抽出テキスト:
▶

ジャケット ¥293,000、ジャージー ¥62,000、ベスト ¥97,000、パンツ ¥97,000〈すべてDOLCE&GABBANA/ドルチェ&ガッバーナ ジャパン〉

遅咲きのバンドといわれる。デビューに漕ぎつけたのが28歳。クオリティが高く、クールで洗練されたロック・サウンドを武器に快進撃を続け、2015年にリリースした「ワタリドリ」のヒットで広く認知されるまでになった。

「ようやくいい感じになってきたかな(笑)。でもこのほうが自分たちには合っていた。あの低迷していた時期があってこそ、だったと思うんです」

10代の初めに音楽に恋した、その思いを「ずっと貫いてきた」年月だった。コロナ禍にまみれた今年。ライヴが中止となった自粛中も、詞と曲を書き続けた。

◀

提供資料:

▶

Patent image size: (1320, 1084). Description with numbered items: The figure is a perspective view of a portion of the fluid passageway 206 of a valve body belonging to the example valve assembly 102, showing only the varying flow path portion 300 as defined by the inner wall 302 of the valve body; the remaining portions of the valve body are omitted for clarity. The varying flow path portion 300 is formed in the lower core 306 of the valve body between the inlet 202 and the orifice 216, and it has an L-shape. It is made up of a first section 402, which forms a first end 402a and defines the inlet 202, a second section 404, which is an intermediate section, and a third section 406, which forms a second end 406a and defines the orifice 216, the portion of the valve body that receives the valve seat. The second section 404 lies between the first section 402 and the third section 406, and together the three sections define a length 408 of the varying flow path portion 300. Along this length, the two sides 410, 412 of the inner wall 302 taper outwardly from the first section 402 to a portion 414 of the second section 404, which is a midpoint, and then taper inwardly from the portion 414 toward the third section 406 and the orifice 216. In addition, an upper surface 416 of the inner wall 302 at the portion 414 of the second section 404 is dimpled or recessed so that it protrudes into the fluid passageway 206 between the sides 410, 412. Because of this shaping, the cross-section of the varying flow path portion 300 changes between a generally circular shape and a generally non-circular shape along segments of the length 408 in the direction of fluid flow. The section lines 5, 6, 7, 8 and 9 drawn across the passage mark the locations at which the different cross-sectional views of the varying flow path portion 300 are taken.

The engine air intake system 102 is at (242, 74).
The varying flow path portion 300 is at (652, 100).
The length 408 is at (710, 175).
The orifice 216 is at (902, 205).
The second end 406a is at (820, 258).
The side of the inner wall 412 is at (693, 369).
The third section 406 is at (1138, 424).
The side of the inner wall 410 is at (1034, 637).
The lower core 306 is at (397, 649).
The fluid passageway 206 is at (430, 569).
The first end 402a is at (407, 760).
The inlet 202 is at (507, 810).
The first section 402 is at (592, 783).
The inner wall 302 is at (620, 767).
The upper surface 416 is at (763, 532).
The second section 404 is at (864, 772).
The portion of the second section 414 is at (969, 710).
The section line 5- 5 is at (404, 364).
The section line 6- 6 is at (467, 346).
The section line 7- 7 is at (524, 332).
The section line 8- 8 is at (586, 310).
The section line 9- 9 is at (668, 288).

◀

練習問題:
1. 抽出テキストの「クオリティが高く、クールで洗練されたロック・サウンドを武器に快進撃を続け、2015年にリリースした「ワタリドリ」のヒットで広く認知されるまでになった。」という一文を英語に訳してください。
2. 抽出テキストによると、このバンドがデビューにこぎつけたのは何歳のときですか。
行のデータは参照しなくてかまいません。

解答:
1. Armed with a high-quality, cool, and polished rock sound, they kept up their winning streak, and with the hit "Wataridori," released in 2015, they came to be widely recognized.

2. 28歳のときです。